Written instruction:
Repeat the records below exactly as they appear.

*** Data in this exercise ***

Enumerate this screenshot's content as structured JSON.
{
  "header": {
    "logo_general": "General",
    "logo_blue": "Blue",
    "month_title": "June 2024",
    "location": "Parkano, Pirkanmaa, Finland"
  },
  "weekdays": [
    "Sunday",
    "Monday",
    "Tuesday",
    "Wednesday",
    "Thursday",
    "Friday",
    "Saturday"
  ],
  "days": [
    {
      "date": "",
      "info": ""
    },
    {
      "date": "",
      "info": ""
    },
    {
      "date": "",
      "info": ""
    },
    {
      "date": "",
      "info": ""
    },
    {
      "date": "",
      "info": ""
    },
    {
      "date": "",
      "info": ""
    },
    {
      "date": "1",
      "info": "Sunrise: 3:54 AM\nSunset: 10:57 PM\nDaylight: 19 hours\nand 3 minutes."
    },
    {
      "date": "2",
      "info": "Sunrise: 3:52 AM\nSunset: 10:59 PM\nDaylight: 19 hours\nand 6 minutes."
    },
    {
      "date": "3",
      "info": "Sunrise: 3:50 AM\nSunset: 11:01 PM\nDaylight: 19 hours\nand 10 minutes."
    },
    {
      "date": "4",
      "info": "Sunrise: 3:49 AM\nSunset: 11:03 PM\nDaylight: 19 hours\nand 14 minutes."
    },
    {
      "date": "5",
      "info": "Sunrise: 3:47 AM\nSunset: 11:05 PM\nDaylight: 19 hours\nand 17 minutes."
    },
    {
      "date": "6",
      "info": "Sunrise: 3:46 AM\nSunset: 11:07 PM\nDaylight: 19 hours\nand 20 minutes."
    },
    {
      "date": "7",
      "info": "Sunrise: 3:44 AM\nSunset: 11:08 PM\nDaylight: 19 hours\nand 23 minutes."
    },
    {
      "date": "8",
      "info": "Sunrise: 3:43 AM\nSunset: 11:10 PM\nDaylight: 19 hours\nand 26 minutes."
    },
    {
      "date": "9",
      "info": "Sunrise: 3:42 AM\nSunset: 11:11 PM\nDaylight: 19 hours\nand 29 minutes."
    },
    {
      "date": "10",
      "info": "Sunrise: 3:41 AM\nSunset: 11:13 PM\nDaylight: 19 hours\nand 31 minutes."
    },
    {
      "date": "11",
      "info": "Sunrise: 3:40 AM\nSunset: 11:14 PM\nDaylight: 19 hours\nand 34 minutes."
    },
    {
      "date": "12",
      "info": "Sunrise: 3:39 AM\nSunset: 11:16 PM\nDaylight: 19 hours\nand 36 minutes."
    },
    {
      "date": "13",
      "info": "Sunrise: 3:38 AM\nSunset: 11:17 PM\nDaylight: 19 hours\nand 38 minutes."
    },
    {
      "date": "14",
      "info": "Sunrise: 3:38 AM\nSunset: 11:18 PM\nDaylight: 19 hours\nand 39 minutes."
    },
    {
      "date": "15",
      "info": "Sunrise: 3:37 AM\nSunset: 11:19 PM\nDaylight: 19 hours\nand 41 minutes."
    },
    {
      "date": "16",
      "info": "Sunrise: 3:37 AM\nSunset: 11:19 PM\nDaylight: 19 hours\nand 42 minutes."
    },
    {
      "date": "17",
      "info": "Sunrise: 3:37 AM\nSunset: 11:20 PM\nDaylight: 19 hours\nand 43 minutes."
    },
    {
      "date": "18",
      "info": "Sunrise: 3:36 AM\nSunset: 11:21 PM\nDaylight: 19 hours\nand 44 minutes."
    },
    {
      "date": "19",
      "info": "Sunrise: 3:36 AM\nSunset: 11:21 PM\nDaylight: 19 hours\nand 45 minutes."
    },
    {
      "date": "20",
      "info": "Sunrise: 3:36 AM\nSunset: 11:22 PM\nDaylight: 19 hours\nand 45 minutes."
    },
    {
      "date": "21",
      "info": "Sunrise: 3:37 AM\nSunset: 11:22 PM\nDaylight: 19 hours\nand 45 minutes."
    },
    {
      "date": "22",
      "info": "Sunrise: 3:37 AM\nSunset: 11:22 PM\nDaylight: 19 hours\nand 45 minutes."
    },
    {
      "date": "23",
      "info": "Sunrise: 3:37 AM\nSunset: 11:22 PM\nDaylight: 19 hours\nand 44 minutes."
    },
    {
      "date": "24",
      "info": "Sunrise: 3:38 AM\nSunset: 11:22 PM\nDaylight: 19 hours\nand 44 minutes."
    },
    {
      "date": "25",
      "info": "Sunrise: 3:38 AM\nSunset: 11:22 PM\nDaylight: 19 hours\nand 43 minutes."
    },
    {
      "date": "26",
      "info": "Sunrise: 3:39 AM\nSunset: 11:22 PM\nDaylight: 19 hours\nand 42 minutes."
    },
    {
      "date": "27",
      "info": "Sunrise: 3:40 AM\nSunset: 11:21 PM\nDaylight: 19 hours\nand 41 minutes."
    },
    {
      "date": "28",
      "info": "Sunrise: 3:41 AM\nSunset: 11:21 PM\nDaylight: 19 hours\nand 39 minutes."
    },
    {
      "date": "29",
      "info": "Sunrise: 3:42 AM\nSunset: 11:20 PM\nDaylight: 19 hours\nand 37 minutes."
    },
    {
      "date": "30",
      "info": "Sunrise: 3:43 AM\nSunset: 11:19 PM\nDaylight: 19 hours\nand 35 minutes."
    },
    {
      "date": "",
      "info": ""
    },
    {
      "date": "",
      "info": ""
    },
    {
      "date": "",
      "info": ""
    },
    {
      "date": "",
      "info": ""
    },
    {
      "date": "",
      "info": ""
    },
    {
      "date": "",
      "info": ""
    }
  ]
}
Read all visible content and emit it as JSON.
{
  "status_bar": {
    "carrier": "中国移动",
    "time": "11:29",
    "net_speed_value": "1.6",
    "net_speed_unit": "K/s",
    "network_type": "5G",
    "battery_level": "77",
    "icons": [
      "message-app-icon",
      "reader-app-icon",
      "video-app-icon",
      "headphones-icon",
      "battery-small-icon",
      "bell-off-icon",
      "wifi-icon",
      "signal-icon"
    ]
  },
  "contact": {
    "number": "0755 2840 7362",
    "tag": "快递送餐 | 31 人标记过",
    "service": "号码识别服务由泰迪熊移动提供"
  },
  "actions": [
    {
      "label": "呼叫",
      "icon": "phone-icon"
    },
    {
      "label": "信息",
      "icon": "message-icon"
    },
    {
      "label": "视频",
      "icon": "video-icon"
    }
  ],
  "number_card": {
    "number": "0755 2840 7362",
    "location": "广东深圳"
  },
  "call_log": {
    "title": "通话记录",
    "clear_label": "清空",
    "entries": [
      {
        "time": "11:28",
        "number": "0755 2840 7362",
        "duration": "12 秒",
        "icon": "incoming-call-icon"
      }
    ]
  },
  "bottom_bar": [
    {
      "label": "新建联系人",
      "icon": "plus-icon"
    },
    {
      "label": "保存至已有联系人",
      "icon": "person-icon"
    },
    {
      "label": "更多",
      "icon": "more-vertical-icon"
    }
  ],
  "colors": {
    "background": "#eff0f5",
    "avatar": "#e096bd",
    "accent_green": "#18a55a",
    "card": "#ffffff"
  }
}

***

Problem solution:
Enumerate this screenshot's content as structured JSON.
{
  "header": {
    "logo_general": "General",
    "logo_blue": "Blue",
    "month_title": "June 2024",
    "location": "Parkano, Pirkanmaa, Finland"
  },
  "weekdays": [
    "Sunday",
    "Monday",
    "Tuesday",
    "Wednesday",
    "Thursday",
    "Friday",
    "Saturday"
  ],
  "days": [
    {
      "date": "",
      "info": ""
    },
    {
      "date": "",
      "info": ""
    },
    {
      "date": "",
      "info": ""
    },
    {
      "date": "",
      "info": ""
    },
    {
      "date": "",
      "info": ""
    },
    {
      "date": "",
      "info": ""
    },
    {
      "date": "1",
      "info": "Sunrise: 3:54 AM\nSunset: 10:57 PM\nDaylight: 19 hours\nand 3 minutes."
    },
    {
      "date": "2",
      "info": "Sunrise: 3:52 AM\nSunset: 10:59 PM\nDaylight: 19 hours\nand 6 minutes."
    },
    {
      "date": "3",
      "info": "Sunrise: 3:50 AM\nSunset: 11:01 PM\nDaylight: 19 hours\nand 10 minutes."
    },
    {
      "date": "4",
      "info": "Sunrise: 3:49 AM\nSunset: 11:03 PM\nDaylight: 19 hours\nand 14 minutes."
    },
    {
      "date": "5",
      "info": "Sunrise: 3:47 AM\nSunset: 11:05 PM\nDaylight: 19 hours\nand 17 minutes."
    },
    {
      "date": "6",
      "info": "Sunrise: 3:46 AM\nSunset: 11:07 PM\nDaylight: 19 hours\nand 20 minutes."
    },
    {
      "date": "7",
      "info": "Sunrise: 3:44 AM\nSunset: 11:08 PM\nDaylight: 19 hours\nand 23 minutes."
    },
    {
      "date": "8",
      "info": "Sunrise: 3:43 AM\nSunset: 11:10 PM\nDaylight: 19 hours\nand 26 minutes."
    },
    {
      "date": "9",
      "info": "Sunrise: 3:42 AM\nSunset: 11:11 PM\nDaylight: 19 hours\nand 29 minutes."
    },
    {
      "date": "10",
      "info": "Sunrise: 3:41 AM\nSunset: 11:13 PM\nDaylight: 19 hours\nand 31 minutes."
    },
    {
      "date": "11",
      "info": "Sunrise: 3:40 AM\nSunset: 11:14 PM\nDaylight: 19 hours\nand 34 minutes."
    },
    {
      "date": "12",
      "info": "Sunrise: 3:39 AM\nSunset: 11:16 PM\nDaylight: 19 hours\nand 36 minutes."
    },
    {
      "date": "13",
      "info": "Sunrise: 3:38 AM\nSunset: 11:17 PM\nDaylight: 19 hours\nand 38 minutes."
    },
    {
      "date": "14",
      "info": "Sunrise: 3:38 AM\nSunset: 11:18 PM\nDaylight: 19 hours\nand 39 minutes."
    },
    {
      "date": "15",
      "info": "Sunrise: 3:37 AM\nSunset: 11:19 PM\nDaylight: 19 hours\nand 41 minutes."
    },
    {
      "date": "16",
      "info": "Sunrise: 3:37 AM\nSunset: 11:19 PM\nDaylight: 19 hours\nand 42 minutes."
    },
    {
      "date": "17",
      "info": "Sunrise: 3:37 AM\nSunset: 11:20 PM\nDaylight: 19 hours\nand 43 minutes."
    },
    {
      "date": "18",
      "info": "Sunrise: 3:36 AM\nSunset: 11:21 PM\nDaylight: 19 hours\nand 44 minutes."
    },
    {
      "date": "19",
      "info": "Sunrise: 3:36 AM\nSunset: 11:21 PM\nDaylight: 19 hours\nand 45 minutes."
    },
    {
      "date": "20",
      "info": "Sunrise: 3:36 AM\nSunset: 11:22 PM\nDaylight: 19 hours\nand 45 minutes."
    },
    {
      "date": "21",
      "info": "Sunrise: 3:37 AM\nSunset: 11:22 PM\nDaylight: 19 hours\nand 45 minutes."
    },
    {
      "date": "22",
      "info": "Sunrise: 3:37 AM\nSunset: 11:22 PM\nDaylight: 19 hours\nand 45 minutes."
    },
    {
      "date": "23",
      "info": "Sunrise: 3:37 AM\nSunset: 11:22 PM\nDaylight: 19 hours\nand 44 minutes."
    },
    {
      "date": "24",
      "info": "Sunrise: 3:38 AM\nSunset: 11:22 PM\nDaylight: 19 hours\nand 44 minutes."
    },
    {
      "date": "25",
      "info": "Sunrise: 3:38 AM\nSunset: 11:22 PM\nDaylight: 19 hours\nand 43 minutes."
    },
    {
      "date": "26",
      "info": "Sunrise: 3:39 AM\nSunset: 11:22 PM\nDaylight: 19 hours\nand 42 minutes."
    },
    {
      "date": "27",
      "info": "Sunrise: 3:40 AM\nSunset: 11:21 PM\nDaylight: 19 hours\nand 41 minutes."
    },
    {
      "date": "28",
      "info": "Sunrise: 3:41 AM\nSunset: 11:21 PM\nDaylight: 19 hours\nand 39 minutes."
    },
    {
      "date": "29",
      "info": "Sunrise: 3:42 AM\nSunset: 11:20 PM\nDaylight: 19 hours\nand 37 minutes."
    },
    {
      "date": "30",
      "info": "Sunrise: 3:43 AM\nSunset: 11:19 PM\nDaylight: 19 hours\nand 35 minutes."
    },
    {
      "date": "",
      "info": ""
    },
    {
      "date": "",
      "info": ""
    },
    {
      "date": "",
      "info": ""
    },
    {
      "date": "",
      "info": ""
    },
    {
      "date": "",
      "info": ""
    },
    {
      "date": "",
      "info": ""
    }
  ]
}
Read all visible content and emit it as JSON.
{
  "status_bar": {
    "carrier": "中国移动",
    "time": "11:29",
    "net_speed_value": "1.6",
    "net_speed_unit": "K/s",
    "network_type": "5G",
    "battery_level": "77",
    "icons": [
      "message-app-icon",
      "reader-app-icon",
      "video-app-icon",
      "headphones-icon",
      "battery-small-icon",
      "bell-off-icon",
      "wifi-icon",
      "signal-icon"
    ]
  },
  "contact": {
    "number": "0755 2840 7362",
    "tag": "快递送餐 | 31 人标记过",
    "service": "号码识别服务由泰迪熊移动提供"
  },
  "actions": [
    {
      "label": "呼叫",
      "icon": "phone-icon"
    },
    {
      "label": "信息",
      "icon": "message-icon"
    },
    {
      "label": "视频",
      "icon": "video-icon"
    }
  ],
  "number_card": {
    "number": "0755 2840 7362",
    "location": "广东深圳"
  },
  "call_log": {
    "title": "通话记录",
    "clear_label": "清空",
    "entries": [
      {
        "time": "11:28",
        "number": "0755 2840 7362",
        "duration": "12 秒",
        "icon": "incoming-call-icon"
      }
    ]
  },
  "bottom_bar": [
    {
      "label": "新建联系人",
      "icon": "plus-icon"
    },
    {
      "label": "保存至已有联系人",
      "icon": "person-icon"
    },
    {
      "label": "更多",
      "icon": "more-vertical-icon"
    }
  ],
  "colors": {
    "background": "#eff0f5",
    "avatar": "#e096bd",
    "accent_green": "#18a55a",
    "card": "#ffffff"
  }
}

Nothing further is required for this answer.